══ Brano di lettura
Cinema

Ancora un’estate, un imperiale e sensuale sguardo femminile su corpi e desiderio

di Davide Turrini

Andrebbe chiesto dov’erano girati i giurati di Cannes 2023 mentre sullo schermo veniva proiettato Ancora un’estate di Catherine Breillat. E bisognerebbe capire anche quante moules-frites hanno ingurgitato i giurati medesimi prima di assegnare la Palma d’Oro alla miglior attrice dimenticando la regale recita di Lea Drucker? Questioni che rimarranno irrisolte, ahinoi. Anche se nulla rimarrà senza risposta dopo la visione al cinema (distribuisce Teodora) di Ancora un’estate.

Sottolineiamo al cinema perché il film della Breillat ha bisogno di respirare su grande schermo, con le dovute proporzioni di budget, genere e stile, ma tanto quanto Dune 2 di Villeneuve. Perché l’energica, profonda, perfino irriguardosa maestria della cineasta francese è tutta nella composizione di quel benedetto quadro per veicolare senso oltre le parole. L’uso del primo piano, ad esempio, in questo film andrebbe studiato frammento per frammento a scuola. Una distanza precisa, ricorrente, che fa sprigionare un’intimità solenne e adulta, esplosiva ma pudica, dai corpi di Anna (Lea Drucker), signora di mezza età, tutta completi raffinati a tinta unita, avvocata di successo che si occupa di molestie e violenze sui minori, e Théo (Samuel Kircher) il figlio 17enne che il ricco marito Pierre (Olivier Rabourdin) ha avuto da un precedente matrimonio.
════
→ Istruzioni di lavoro
1. Secondo la recensione, di che cosa si occupa Anna nel suo lavoro di avvocata?
2. Elenca tutti gli attori citati nella recensione, indicando per ciascuno il personaggio che interpreta.
I dati riportati di seguito non hanno alcun legame con la recensione.
══ Estratto dei dati
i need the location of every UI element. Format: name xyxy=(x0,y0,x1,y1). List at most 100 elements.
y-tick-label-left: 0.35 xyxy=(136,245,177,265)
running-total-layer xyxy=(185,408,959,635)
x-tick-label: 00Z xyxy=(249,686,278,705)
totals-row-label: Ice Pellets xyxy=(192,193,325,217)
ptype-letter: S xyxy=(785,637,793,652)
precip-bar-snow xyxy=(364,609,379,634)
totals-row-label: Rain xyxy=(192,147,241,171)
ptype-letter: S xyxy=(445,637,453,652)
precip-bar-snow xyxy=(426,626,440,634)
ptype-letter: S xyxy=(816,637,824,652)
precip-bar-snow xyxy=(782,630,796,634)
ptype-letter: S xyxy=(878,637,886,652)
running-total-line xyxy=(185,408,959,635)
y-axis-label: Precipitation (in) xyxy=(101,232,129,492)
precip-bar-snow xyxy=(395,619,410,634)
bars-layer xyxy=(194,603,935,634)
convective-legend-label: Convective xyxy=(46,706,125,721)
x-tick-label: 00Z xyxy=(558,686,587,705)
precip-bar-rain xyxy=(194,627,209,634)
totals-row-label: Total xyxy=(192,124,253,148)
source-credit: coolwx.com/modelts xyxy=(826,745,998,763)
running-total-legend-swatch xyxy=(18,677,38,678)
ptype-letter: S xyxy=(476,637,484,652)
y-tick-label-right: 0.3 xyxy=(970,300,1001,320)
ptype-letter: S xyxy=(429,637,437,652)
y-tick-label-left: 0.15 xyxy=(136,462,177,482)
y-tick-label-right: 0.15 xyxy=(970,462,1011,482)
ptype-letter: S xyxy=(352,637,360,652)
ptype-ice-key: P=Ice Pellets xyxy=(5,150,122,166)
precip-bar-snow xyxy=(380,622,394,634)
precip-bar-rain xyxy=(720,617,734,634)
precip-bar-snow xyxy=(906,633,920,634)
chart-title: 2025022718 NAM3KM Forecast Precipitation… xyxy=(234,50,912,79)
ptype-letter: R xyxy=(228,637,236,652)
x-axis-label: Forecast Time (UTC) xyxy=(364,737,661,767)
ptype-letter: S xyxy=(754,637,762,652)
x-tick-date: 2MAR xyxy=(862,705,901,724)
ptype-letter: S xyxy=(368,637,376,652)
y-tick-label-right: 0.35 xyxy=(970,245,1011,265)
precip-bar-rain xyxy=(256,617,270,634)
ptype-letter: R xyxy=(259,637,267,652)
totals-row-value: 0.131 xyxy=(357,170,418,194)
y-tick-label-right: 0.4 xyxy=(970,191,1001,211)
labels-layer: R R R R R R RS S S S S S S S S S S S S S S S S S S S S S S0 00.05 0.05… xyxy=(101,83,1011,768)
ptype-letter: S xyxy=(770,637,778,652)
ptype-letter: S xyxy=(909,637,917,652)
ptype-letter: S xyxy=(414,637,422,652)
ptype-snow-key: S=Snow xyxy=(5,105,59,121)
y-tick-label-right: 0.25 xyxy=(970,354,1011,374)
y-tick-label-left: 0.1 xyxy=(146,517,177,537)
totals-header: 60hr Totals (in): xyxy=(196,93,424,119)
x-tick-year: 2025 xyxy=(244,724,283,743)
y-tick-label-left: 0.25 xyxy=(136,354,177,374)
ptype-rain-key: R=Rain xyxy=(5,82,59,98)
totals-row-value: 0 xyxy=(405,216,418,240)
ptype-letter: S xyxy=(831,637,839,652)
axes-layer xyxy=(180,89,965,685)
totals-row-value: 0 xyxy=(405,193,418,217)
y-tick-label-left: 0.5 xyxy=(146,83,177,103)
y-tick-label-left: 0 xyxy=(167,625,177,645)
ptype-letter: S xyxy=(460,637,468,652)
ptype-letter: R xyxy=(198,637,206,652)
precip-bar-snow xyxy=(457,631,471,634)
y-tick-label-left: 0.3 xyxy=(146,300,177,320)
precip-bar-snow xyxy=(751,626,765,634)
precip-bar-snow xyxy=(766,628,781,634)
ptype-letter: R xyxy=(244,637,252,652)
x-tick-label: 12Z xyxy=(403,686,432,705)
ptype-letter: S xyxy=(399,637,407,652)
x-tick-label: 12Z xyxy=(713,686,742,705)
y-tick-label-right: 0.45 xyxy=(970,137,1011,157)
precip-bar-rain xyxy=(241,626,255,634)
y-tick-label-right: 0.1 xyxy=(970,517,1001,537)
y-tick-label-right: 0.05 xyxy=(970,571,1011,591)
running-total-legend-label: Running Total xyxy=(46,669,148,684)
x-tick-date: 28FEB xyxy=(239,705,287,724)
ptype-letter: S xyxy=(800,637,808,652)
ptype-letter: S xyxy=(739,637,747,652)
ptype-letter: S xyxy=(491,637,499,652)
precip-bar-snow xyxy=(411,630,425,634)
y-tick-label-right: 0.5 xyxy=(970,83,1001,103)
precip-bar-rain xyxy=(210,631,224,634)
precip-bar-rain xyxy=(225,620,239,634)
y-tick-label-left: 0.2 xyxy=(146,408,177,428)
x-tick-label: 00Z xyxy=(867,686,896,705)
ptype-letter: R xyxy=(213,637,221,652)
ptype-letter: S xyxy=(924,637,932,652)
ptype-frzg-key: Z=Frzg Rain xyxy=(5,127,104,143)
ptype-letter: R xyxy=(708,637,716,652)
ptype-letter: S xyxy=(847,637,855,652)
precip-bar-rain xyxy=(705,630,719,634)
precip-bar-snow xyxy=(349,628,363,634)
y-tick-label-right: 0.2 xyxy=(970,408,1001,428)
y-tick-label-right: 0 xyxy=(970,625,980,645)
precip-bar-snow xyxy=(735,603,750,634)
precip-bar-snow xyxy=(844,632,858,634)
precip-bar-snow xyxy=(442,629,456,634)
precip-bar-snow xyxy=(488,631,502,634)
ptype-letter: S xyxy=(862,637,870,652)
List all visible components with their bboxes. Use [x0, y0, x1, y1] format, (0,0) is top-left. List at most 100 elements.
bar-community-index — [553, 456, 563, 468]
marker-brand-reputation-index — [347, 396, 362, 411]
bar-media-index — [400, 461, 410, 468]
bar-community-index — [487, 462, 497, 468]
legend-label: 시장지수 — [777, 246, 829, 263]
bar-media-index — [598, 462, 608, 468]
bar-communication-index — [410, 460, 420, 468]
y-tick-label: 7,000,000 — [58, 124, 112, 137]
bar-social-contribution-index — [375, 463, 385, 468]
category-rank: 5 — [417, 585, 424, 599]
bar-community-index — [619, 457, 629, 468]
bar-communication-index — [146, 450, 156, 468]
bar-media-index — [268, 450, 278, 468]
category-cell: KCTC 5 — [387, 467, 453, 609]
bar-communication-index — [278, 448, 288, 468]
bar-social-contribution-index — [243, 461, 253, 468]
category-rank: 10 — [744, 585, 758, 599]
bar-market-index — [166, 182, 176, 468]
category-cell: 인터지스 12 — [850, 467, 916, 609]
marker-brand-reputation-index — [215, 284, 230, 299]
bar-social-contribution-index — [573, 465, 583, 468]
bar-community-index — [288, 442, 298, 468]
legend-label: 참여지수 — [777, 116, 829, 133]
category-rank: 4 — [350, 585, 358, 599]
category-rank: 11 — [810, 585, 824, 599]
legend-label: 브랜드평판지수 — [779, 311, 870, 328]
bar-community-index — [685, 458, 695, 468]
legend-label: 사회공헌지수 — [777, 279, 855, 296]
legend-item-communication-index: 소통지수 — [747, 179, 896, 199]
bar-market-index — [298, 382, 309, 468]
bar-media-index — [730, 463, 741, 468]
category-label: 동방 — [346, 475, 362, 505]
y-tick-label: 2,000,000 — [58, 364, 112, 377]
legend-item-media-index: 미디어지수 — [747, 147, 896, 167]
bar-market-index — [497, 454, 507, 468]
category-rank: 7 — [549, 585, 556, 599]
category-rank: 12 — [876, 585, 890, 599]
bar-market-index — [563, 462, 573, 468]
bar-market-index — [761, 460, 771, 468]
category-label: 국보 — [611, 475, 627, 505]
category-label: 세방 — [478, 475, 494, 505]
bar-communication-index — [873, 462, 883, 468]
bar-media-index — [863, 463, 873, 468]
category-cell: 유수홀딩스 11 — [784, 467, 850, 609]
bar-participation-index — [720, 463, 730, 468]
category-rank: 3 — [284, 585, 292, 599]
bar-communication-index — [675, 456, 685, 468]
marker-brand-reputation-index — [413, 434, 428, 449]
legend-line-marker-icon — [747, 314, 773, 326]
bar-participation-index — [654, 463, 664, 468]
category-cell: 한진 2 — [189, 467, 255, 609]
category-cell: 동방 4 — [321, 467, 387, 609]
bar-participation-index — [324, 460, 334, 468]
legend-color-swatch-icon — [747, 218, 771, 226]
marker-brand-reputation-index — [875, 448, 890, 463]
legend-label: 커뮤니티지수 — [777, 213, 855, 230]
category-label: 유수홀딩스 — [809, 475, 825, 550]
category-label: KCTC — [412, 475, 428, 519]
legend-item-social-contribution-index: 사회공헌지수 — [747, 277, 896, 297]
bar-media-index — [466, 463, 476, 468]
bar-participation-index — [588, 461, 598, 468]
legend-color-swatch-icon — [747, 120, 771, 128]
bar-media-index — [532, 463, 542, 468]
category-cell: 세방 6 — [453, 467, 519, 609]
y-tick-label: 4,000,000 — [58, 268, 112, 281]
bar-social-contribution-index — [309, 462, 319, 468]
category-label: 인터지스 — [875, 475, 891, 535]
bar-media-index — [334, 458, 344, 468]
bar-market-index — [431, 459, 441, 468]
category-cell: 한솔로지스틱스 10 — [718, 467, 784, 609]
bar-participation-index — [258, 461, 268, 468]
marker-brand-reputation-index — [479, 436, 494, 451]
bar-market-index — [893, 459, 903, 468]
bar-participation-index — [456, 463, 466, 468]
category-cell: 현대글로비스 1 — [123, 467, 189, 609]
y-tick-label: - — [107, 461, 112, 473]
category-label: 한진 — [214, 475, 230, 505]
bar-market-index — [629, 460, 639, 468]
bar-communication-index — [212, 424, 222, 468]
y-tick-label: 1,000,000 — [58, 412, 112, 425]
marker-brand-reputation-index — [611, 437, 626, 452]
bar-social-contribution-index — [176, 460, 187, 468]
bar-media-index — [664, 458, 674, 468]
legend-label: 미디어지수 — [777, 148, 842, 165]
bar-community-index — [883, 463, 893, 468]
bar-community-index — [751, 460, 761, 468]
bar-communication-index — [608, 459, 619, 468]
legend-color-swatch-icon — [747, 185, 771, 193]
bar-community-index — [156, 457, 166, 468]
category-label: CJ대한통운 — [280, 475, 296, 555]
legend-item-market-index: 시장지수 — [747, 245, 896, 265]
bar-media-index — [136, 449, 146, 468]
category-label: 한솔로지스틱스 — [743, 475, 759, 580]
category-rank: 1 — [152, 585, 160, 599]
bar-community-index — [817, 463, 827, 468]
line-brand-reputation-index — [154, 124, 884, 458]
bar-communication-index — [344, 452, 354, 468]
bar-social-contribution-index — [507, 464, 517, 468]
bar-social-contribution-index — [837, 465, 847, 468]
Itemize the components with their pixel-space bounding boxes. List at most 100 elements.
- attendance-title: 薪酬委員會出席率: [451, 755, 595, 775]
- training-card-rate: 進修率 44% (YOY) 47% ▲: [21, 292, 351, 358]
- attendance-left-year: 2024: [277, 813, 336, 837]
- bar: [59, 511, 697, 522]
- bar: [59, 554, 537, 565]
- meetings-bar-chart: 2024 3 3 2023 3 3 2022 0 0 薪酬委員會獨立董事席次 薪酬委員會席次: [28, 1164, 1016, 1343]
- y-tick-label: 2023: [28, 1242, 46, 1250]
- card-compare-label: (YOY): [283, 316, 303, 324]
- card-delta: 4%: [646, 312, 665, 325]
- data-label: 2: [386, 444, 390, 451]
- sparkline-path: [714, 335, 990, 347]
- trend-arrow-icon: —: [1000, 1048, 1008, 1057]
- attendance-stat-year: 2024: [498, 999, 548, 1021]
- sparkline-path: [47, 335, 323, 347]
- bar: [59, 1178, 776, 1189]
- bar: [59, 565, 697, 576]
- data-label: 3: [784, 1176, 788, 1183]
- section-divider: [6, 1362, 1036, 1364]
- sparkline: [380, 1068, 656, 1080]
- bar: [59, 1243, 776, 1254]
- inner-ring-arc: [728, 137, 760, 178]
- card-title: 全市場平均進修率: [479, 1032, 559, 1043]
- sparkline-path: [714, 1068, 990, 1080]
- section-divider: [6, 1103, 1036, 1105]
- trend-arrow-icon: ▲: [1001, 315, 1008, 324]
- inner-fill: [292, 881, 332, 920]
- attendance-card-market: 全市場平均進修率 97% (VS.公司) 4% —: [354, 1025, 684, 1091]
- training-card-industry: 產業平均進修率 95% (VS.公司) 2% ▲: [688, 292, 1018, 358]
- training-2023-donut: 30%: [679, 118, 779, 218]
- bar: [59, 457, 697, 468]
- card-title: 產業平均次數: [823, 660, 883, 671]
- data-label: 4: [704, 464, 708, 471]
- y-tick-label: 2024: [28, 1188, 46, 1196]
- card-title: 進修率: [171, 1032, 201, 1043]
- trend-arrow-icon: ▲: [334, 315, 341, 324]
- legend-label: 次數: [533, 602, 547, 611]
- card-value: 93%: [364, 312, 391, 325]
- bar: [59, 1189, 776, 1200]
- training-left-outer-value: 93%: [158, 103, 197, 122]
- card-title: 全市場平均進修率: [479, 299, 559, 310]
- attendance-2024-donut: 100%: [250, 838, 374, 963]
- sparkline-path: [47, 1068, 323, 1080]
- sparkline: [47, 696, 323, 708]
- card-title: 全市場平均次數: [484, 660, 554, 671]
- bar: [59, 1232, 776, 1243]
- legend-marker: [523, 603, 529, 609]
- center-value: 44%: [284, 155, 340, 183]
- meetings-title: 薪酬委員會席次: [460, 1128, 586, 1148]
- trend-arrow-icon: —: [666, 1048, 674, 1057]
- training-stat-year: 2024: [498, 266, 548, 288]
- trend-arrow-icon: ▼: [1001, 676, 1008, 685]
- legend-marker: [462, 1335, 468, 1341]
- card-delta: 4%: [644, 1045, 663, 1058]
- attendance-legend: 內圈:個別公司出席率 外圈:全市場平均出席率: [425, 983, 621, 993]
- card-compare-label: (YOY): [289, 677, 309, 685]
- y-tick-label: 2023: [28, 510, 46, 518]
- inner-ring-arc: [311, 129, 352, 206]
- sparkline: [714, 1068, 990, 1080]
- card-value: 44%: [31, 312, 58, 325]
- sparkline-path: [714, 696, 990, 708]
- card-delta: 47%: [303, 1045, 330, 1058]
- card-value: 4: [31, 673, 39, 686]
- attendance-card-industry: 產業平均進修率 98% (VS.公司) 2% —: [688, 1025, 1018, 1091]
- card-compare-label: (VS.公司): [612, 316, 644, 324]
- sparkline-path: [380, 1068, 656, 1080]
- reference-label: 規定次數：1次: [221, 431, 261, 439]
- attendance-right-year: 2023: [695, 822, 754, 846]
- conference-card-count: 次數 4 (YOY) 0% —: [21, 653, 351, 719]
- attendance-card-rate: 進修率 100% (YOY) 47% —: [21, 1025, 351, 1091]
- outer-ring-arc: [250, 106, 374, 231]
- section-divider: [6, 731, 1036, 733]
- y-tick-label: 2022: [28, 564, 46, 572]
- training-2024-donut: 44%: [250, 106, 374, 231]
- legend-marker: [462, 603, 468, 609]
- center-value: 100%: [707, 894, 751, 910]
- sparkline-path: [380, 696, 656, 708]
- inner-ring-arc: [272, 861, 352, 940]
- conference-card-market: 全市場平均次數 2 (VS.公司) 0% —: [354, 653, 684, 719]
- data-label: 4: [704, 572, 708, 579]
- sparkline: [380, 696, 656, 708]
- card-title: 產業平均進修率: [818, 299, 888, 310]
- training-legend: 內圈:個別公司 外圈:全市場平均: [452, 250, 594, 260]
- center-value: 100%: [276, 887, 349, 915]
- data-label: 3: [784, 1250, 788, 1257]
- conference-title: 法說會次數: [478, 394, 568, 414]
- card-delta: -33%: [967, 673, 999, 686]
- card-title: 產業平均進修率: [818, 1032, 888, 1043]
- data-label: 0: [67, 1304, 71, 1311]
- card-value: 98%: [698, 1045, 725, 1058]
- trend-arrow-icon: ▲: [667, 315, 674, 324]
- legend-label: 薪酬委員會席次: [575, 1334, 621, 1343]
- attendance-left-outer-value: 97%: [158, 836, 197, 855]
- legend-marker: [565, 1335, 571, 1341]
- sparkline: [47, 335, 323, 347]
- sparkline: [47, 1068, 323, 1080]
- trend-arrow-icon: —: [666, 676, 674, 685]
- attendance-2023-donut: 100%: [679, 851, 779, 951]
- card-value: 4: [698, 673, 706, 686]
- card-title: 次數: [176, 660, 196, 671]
════
→ Soluzioni
1. Di molestie e violenze sui minori.

2. Lea Drucker (Anna), Samuel Kircher (Théo), Olivier Rabourdin (Pierre).